:: THE TASK ::
Each record must be retyped in full. No character may differ.

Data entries
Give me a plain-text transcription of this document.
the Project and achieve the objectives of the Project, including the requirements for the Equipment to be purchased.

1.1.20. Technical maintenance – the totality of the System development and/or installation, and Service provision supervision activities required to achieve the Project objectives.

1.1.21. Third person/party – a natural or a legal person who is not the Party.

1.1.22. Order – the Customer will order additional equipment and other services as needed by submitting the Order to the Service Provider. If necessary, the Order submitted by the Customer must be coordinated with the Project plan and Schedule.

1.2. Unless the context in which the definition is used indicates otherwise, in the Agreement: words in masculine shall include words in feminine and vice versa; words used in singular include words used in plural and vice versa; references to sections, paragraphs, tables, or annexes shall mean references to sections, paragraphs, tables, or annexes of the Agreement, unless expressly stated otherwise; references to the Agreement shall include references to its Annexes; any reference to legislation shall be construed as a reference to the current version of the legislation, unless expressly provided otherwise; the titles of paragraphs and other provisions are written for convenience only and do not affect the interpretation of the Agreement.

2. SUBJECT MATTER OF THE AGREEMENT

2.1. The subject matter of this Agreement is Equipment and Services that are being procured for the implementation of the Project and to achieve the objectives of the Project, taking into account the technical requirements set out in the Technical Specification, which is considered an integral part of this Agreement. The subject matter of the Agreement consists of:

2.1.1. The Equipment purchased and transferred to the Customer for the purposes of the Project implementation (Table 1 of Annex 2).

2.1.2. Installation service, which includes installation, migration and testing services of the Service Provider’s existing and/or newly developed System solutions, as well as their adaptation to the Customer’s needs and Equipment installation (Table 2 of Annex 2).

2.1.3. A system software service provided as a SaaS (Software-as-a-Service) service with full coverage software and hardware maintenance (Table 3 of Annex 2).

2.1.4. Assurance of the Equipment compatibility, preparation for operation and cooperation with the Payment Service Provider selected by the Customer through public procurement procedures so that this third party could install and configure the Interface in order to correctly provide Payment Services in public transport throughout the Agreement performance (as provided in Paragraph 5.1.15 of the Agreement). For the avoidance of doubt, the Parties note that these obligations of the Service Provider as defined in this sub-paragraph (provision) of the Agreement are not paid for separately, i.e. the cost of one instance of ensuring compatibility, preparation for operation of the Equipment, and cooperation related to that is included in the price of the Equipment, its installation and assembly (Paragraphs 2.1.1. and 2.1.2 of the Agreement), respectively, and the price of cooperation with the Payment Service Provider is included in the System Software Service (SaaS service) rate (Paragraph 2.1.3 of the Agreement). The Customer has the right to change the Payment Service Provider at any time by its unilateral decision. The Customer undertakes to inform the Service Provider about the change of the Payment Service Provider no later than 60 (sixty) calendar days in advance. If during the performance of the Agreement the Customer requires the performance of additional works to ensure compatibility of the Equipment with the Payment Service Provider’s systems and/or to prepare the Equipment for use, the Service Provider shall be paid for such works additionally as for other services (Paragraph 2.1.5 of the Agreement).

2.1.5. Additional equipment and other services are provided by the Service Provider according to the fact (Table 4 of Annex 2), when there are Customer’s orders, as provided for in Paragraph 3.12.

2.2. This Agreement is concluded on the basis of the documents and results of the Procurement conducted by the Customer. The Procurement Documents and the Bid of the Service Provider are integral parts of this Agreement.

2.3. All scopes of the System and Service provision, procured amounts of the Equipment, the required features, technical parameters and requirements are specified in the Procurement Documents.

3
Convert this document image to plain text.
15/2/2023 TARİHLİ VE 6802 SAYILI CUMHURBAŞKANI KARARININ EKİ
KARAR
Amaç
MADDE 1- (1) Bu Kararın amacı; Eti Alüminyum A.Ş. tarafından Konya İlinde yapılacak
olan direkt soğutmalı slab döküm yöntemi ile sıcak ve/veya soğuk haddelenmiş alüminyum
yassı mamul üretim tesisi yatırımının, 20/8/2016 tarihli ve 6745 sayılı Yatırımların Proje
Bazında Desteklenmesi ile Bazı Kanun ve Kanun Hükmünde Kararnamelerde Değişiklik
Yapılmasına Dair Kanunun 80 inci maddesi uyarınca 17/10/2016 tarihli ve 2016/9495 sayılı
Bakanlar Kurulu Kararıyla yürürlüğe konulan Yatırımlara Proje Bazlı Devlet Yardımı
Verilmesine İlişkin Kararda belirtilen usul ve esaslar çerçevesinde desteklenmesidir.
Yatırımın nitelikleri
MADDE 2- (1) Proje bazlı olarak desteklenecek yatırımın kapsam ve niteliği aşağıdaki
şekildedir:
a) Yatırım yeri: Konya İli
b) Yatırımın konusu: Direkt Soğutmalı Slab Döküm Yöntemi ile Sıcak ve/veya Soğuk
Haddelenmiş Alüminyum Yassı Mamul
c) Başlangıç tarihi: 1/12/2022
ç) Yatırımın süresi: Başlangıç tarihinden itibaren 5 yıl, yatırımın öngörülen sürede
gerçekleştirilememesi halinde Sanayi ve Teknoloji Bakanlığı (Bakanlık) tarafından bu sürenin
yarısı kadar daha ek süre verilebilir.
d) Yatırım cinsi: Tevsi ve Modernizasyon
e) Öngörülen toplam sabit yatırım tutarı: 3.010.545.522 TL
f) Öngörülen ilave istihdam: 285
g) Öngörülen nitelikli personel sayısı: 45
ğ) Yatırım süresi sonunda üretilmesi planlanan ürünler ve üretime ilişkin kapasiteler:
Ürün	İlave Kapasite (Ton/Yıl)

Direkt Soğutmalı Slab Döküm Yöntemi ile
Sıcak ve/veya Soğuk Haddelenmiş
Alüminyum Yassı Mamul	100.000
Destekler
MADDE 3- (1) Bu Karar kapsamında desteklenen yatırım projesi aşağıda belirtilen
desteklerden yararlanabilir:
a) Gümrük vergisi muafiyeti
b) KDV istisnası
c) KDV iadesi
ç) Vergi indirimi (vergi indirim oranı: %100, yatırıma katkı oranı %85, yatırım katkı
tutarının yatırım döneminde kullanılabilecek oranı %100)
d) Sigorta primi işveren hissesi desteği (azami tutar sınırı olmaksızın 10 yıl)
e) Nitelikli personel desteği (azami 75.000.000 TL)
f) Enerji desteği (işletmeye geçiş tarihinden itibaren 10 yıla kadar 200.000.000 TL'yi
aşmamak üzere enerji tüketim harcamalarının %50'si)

:: THE RESULT ::
Give me a plain-text transcription of this document.
the Project and achieve the objectives of the Project, including the requirements for the Equipment to be purchased.

1.1.20. Technical maintenance – the totality of the System development and/or installation, and Service provision supervision activities required to achieve the Project objectives.

1.1.21. Third person/party – a natural or a legal person who is not the Party.

1.1.22. Order – the Customer will order additional equipment and other services as needed by submitting the Order to the Service Provider. If necessary, the Order submitted by the Customer must be coordinated with the Project plan and Schedule.

1.2. Unless the context in which the definition is used indicates otherwise, in the Agreement: words in masculine shall include words in feminine and vice versa; words used in singular include words used in plural and vice versa; references to sections, paragraphs, tables, or annexes shall mean references to sections, paragraphs, tables, or annexes of the Agreement, unless expressly stated otherwise; references to the Agreement shall include references to its Annexes; any reference to legislation shall be construed as a reference to the current version of the legislation, unless expressly provided otherwise; the titles of paragraphs and other provisions are written for convenience only and do not affect the interpretation of the Agreement.

2. SUBJECT MATTER OF THE AGREEMENT

2.1. The subject matter of this Agreement is Equipment and Services that are being procured for the implementation of the Project and to achieve the objectives of the Project, taking into account the technical requirements set out in the Technical Specification, which is considered an integral part of this Agreement. The subject matter of the Agreement consists of:

2.1.1. The Equipment purchased and transferred to the Customer for the purposes of the Project implementation (Table 1 of Annex 2).

2.1.2. Installation service, which includes installation, migration and testing services of the Service Provider’s existing and/or newly developed System solutions, as well as their adaptation to the Customer’s needs and Equipment installation (Table 2 of Annex 2).

2.1.3. A system software service provided as a SaaS (Software-as-a-Service) service with full coverage software and hardware maintenance (Table 3 of Annex 2).

2.1.4. Assurance of the Equipment compatibility, preparation for operation and cooperation with the Payment Service Provider selected by the Customer through public procurement procedures so that this third party could install and configure the Interface in order to correctly provide Payment Services in public transport throughout the Agreement performance (as provided in Paragraph 5.1.15 of the Agreement). For the avoidance of doubt, the Parties note that these obligations of the Service Provider as defined in this sub-paragraph (provision) of the Agreement are not paid for separately, i.e. the cost of one instance of ensuring compatibility, preparation for operation of the Equipment, and cooperation related to that is included in the price of the Equipment, its installation and assembly (Paragraphs 2.1.1. and 2.1.2 of the Agreement), respectively, and the price of cooperation with the Payment Service Provider is included in the System Software Service (SaaS service) rate (Paragraph 2.1.3 of the Agreement). The Customer has the right to change the Payment Service Provider at any time by its unilateral decision. The Customer undertakes to inform the Service Provider about the change of the Payment Service Provider no later than 60 (sixty) calendar days in advance. If during the performance of the Agreement the Customer requires the performance of additional works to ensure compatibility of the Equipment with the Payment Service Provider’s systems and/or to prepare the Equipment for use, the Service Provider shall be paid for such works additionally as for other services (Paragraph 2.1.5 of the Agreement).

2.1.5. Additional equipment and other services are provided by the Service Provider according to the fact (Table 4 of Annex 2), when there are Customer’s orders, as provided for in Paragraph 3.12.

2.2. This Agreement is concluded on the basis of the documents and results of the Procurement conducted by the Customer. The Procurement Documents and the Bid of the Service Provider are integral parts of this Agreement.

2.3. All scopes of the System and Service provision, procured amounts of the Equipment, the required features, technical parameters and requirements are specified in the Procurement Documents.

3
Convert this document image to plain text.
15/2/2023 TARİHLİ VE 6802 SAYILI CUMHURBAŞKANI KARARININ EKİ
KARAR
Amaç
MADDE 1- (1) Bu Kararın amacı; Eti Alüminyum A.Ş. tarafından Konya İlinde yapılacak
olan direkt soğutmalı slab döküm yöntemi ile sıcak ve/veya soğuk haddelenmiş alüminyum
yassı mamul üretim tesisi yatırımının, 20/8/2016 tarihli ve 6745 sayılı Yatırımların Proje
Bazında Desteklenmesi ile Bazı Kanun ve Kanun Hükmünde Kararnamelerde Değişiklik
Yapılmasına Dair Kanunun 80 inci maddesi uyarınca 17/10/2016 tarihli ve 2016/9495 sayılı
Bakanlar Kurulu Kararıyla yürürlüğe konulan Yatırımlara Proje Bazlı Devlet Yardımı
Verilmesine İlişkin Kararda belirtilen usul ve esaslar çerçevesinde desteklenmesidir.
Yatırımın nitelikleri
MADDE 2- (1) Proje bazlı olarak desteklenecek yatırımın kapsam ve niteliği aşağıdaki
şekildedir:
a) Yatırım yeri: Konya İli
b) Yatırımın konusu: Direkt Soğutmalı Slab Döküm Yöntemi ile Sıcak ve/veya Soğuk
Haddelenmiş Alüminyum Yassı Mamul
c) Başlangıç tarihi: 1/12/2022
ç) Yatırımın süresi: Başlangıç tarihinden itibaren 5 yıl, yatırımın öngörülen sürede
gerçekleştirilememesi halinde Sanayi ve Teknoloji Bakanlığı (Bakanlık) tarafından bu sürenin
yarısı kadar daha ek süre verilebilir.
d) Yatırım cinsi: Tevsi ve Modernizasyon
e) Öngörülen toplam sabit yatırım tutarı: 3.010.545.522 TL
f) Öngörülen ilave istihdam: 285
g) Öngörülen nitelikli personel sayısı: 45
ğ) Yatırım süresi sonunda üretilmesi planlanan ürünler ve üretime ilişkin kapasiteler:
Ürün	İlave Kapasite (Ton/Yıl)

Direkt Soğutmalı Slab Döküm Yöntemi ile
Sıcak ve/veya Soğuk Haddelenmiş
Alüminyum Yassı Mamul	100.000
Destekler
MADDE 3- (1) Bu Karar kapsamında desteklenen yatırım projesi aşağıda belirtilen
desteklerden yararlanabilir:
a) Gümrük vergisi muafiyeti
b) KDV istisnası
c) KDV iadesi
ç) Vergi indirimi (vergi indirim oranı: %100, yatırıma katkı oranı %85, yatırım katkı
tutarının yatırım döneminde kullanılabilecek oranı %100)
d) Sigorta primi işveren hissesi desteği (azami tutar sınırı olmaksızın 10 yıl)
e) Nitelikli personel desteği (azami 75.000.000 TL)
f) Enerji desteği (işletmeye geçiş tarihinden itibaren 10 yıla kadar 200.000.000 TL'yi
aşmamak üzere enerji tüketim harcamalarının %50'si)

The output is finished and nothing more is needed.